>>>>>

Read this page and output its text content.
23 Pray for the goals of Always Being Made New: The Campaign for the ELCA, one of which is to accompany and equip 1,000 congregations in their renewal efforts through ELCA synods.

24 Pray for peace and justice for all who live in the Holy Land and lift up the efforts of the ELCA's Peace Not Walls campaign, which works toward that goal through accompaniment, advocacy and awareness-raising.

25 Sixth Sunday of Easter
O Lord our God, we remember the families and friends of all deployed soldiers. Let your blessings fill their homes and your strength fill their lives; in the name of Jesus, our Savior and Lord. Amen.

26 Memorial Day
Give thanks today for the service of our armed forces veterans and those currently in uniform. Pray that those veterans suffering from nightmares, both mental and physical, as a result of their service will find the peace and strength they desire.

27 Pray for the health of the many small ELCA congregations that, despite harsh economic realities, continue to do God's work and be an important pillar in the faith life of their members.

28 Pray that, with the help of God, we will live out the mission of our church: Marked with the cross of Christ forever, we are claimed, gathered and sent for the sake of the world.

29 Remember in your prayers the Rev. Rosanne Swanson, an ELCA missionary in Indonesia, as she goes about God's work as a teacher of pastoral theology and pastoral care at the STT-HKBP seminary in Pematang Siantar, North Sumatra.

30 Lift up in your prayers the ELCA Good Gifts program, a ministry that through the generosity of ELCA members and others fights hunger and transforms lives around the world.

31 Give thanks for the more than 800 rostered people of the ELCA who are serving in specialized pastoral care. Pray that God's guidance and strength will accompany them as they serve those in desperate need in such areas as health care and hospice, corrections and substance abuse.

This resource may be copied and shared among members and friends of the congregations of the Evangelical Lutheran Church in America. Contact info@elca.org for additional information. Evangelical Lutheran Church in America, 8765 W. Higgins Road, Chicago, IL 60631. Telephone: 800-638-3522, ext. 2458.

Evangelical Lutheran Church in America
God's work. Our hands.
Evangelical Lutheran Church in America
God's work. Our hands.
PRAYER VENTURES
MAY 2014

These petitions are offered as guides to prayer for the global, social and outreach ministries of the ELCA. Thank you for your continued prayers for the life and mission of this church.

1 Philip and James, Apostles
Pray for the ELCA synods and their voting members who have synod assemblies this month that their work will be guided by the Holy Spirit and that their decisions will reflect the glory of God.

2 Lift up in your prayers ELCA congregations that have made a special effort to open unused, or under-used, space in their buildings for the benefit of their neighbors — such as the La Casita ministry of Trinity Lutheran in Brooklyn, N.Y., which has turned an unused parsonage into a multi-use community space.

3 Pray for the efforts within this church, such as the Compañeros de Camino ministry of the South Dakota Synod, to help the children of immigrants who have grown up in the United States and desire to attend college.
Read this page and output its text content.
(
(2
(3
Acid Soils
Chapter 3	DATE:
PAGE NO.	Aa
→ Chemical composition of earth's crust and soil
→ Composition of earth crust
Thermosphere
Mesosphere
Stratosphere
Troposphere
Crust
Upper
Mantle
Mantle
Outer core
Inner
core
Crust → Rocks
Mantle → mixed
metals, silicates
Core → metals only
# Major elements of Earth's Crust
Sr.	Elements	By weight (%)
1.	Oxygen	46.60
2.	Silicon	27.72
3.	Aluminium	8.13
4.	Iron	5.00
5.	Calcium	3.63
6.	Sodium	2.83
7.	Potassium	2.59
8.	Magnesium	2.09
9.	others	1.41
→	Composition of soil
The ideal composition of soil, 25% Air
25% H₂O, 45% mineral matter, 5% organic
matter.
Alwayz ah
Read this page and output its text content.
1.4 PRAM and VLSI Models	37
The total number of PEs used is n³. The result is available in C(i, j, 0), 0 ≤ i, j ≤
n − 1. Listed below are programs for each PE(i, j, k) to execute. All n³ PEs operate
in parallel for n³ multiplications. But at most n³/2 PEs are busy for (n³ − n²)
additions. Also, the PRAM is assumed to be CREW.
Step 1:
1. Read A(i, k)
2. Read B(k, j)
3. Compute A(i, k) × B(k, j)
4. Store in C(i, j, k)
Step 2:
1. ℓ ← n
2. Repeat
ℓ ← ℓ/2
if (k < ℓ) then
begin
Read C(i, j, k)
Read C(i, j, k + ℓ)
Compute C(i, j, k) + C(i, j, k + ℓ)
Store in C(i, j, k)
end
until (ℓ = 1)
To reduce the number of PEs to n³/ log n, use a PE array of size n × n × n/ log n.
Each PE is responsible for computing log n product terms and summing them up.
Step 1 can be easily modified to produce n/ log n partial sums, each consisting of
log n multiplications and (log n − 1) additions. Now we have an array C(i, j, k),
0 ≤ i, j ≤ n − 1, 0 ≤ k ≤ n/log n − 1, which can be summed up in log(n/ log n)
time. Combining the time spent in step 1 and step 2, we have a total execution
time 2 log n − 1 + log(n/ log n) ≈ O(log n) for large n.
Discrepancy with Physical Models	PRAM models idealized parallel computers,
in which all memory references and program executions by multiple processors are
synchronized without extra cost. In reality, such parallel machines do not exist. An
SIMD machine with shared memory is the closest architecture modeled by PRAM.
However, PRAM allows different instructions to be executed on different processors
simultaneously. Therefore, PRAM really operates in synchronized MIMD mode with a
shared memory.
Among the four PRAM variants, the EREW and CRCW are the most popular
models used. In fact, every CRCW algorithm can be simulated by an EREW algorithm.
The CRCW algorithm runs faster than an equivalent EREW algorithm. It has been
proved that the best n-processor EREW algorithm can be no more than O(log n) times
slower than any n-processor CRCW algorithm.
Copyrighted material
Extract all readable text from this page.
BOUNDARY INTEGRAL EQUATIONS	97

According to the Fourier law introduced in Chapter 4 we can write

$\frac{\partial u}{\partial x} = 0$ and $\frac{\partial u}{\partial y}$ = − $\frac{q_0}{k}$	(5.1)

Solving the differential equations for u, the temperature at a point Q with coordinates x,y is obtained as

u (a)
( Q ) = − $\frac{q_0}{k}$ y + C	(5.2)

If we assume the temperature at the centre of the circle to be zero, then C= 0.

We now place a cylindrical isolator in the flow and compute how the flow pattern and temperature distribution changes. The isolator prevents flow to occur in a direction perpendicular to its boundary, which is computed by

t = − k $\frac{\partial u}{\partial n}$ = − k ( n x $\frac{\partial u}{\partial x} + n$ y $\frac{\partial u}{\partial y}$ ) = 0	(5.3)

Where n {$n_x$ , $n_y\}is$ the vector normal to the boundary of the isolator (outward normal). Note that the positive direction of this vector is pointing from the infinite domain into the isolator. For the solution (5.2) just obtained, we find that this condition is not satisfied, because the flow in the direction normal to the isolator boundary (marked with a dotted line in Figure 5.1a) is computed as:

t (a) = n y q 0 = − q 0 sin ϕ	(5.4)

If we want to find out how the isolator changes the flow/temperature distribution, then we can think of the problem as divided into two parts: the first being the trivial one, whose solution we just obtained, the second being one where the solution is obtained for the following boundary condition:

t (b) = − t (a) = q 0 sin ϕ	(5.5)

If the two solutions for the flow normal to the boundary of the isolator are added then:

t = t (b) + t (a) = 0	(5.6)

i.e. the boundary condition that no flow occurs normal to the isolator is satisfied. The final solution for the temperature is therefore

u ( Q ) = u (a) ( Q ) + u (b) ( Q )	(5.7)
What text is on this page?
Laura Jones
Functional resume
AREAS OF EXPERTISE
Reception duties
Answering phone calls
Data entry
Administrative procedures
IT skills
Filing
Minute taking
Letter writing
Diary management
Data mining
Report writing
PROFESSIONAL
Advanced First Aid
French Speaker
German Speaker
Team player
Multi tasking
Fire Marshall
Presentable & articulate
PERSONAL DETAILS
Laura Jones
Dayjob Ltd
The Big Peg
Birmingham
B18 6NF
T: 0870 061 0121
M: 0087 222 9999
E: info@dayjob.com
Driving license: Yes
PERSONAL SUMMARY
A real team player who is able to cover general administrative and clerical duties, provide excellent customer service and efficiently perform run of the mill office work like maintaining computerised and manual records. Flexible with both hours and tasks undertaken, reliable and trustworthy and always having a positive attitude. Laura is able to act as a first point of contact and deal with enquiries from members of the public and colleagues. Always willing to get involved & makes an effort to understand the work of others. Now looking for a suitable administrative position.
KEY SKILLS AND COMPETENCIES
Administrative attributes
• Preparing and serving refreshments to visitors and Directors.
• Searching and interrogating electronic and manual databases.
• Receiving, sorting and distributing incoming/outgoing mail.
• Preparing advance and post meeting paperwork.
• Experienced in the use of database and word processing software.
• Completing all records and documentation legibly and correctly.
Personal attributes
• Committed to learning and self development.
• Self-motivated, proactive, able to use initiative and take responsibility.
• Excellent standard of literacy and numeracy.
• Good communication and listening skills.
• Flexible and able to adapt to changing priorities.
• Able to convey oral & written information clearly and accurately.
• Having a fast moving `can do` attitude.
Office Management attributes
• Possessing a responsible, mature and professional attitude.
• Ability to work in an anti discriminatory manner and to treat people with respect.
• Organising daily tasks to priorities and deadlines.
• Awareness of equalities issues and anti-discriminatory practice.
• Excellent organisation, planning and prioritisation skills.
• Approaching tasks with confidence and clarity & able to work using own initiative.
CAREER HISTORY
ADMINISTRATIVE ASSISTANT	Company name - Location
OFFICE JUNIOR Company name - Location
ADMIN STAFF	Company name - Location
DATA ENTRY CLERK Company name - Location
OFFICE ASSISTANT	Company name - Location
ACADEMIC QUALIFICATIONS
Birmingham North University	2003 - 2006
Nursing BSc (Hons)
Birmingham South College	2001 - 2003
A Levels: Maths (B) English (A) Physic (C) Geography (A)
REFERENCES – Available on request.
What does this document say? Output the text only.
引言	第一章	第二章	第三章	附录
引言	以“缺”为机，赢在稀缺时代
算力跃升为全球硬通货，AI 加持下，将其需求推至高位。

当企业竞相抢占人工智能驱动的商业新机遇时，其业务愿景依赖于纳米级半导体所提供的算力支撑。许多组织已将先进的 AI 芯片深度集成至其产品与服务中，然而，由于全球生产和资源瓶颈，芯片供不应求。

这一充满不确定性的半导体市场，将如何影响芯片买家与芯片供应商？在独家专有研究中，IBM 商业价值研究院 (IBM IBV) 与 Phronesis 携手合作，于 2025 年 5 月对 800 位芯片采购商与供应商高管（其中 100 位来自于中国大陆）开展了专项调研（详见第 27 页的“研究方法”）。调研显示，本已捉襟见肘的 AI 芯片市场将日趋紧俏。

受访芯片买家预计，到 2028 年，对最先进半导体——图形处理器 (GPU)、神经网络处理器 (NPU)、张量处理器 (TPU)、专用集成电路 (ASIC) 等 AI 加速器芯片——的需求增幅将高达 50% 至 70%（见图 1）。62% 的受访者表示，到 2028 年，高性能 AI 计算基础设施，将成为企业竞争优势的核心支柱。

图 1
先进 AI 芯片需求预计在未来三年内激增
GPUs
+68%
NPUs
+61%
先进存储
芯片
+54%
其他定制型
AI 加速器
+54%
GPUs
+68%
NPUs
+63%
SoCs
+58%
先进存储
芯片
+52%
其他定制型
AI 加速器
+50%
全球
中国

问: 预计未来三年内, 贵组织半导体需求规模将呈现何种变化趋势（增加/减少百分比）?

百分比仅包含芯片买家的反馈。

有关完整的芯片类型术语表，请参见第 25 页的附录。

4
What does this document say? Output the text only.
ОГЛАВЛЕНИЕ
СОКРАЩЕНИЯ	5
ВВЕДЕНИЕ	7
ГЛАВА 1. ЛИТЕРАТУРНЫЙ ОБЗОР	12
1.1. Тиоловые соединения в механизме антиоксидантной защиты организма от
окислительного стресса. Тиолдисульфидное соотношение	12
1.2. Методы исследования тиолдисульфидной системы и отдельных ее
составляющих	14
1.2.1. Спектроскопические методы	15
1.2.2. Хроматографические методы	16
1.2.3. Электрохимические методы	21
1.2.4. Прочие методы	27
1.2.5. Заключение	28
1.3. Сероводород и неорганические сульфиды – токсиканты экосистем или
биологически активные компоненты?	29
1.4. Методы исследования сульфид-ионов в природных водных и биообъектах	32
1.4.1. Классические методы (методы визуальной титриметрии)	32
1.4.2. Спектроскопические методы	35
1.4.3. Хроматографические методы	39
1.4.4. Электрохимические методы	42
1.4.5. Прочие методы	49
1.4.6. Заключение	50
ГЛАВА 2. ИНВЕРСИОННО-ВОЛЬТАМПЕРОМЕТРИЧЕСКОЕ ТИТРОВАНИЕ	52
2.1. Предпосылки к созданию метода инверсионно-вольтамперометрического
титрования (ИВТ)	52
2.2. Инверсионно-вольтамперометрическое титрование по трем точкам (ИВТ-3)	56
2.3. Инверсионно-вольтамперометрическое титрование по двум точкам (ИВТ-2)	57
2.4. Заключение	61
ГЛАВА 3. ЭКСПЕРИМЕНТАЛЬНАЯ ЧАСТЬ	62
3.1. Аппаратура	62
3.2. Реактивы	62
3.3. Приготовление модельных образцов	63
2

<<<<<

TASK OBJECTIVE
Find the word "Chapter" in the data and copy out each line where it turns up.

FINISHED TASK
Chapter 3	DATE:
According to the Fourier law introduced in Chapter 4 we can write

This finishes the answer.